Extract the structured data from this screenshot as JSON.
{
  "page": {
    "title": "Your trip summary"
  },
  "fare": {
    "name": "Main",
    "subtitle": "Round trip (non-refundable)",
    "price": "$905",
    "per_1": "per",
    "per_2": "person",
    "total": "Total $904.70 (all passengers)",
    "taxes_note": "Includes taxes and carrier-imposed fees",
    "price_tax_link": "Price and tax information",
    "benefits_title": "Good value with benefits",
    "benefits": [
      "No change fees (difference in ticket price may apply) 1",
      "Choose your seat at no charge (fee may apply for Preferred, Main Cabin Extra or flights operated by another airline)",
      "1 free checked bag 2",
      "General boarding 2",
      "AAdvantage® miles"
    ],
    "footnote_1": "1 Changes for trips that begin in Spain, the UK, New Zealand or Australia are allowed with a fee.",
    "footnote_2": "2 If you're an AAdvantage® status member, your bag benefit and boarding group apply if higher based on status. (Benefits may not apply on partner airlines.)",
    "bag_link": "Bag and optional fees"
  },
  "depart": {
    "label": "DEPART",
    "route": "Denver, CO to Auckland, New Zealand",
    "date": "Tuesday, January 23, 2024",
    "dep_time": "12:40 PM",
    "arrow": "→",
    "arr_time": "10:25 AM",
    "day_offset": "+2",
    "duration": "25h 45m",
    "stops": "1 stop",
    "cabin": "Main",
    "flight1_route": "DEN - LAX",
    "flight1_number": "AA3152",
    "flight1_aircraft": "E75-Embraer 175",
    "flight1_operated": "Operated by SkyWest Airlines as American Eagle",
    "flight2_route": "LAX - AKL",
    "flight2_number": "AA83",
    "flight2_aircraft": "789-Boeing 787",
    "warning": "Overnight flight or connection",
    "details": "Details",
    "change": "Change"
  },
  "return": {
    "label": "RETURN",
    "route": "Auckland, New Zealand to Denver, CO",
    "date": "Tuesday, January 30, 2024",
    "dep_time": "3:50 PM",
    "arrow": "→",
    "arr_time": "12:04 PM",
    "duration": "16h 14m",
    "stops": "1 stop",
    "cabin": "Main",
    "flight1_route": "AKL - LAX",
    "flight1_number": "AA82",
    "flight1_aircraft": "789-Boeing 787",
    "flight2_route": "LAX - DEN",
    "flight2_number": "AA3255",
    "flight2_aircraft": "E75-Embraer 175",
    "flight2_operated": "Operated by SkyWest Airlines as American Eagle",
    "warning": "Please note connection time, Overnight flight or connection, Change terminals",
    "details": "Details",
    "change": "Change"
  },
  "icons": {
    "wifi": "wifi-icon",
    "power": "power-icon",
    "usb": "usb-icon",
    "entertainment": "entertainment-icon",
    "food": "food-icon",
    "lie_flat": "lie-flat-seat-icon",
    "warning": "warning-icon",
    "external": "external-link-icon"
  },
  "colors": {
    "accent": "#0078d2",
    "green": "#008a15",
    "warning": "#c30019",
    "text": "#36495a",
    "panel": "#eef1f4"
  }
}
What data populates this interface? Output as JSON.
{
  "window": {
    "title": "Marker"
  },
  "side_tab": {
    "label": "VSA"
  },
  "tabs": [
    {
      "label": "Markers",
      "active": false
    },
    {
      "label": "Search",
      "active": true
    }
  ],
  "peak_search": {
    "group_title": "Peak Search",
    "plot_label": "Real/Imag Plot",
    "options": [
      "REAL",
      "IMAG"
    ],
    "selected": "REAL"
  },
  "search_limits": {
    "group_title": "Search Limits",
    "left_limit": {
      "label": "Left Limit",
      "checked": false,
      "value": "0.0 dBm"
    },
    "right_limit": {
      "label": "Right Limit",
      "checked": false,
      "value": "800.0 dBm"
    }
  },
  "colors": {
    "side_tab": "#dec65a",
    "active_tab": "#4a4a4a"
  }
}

* [Given task] Every line of the listing that holds "Auckland" is to be counted; give only the resulting number.

* [The response] 2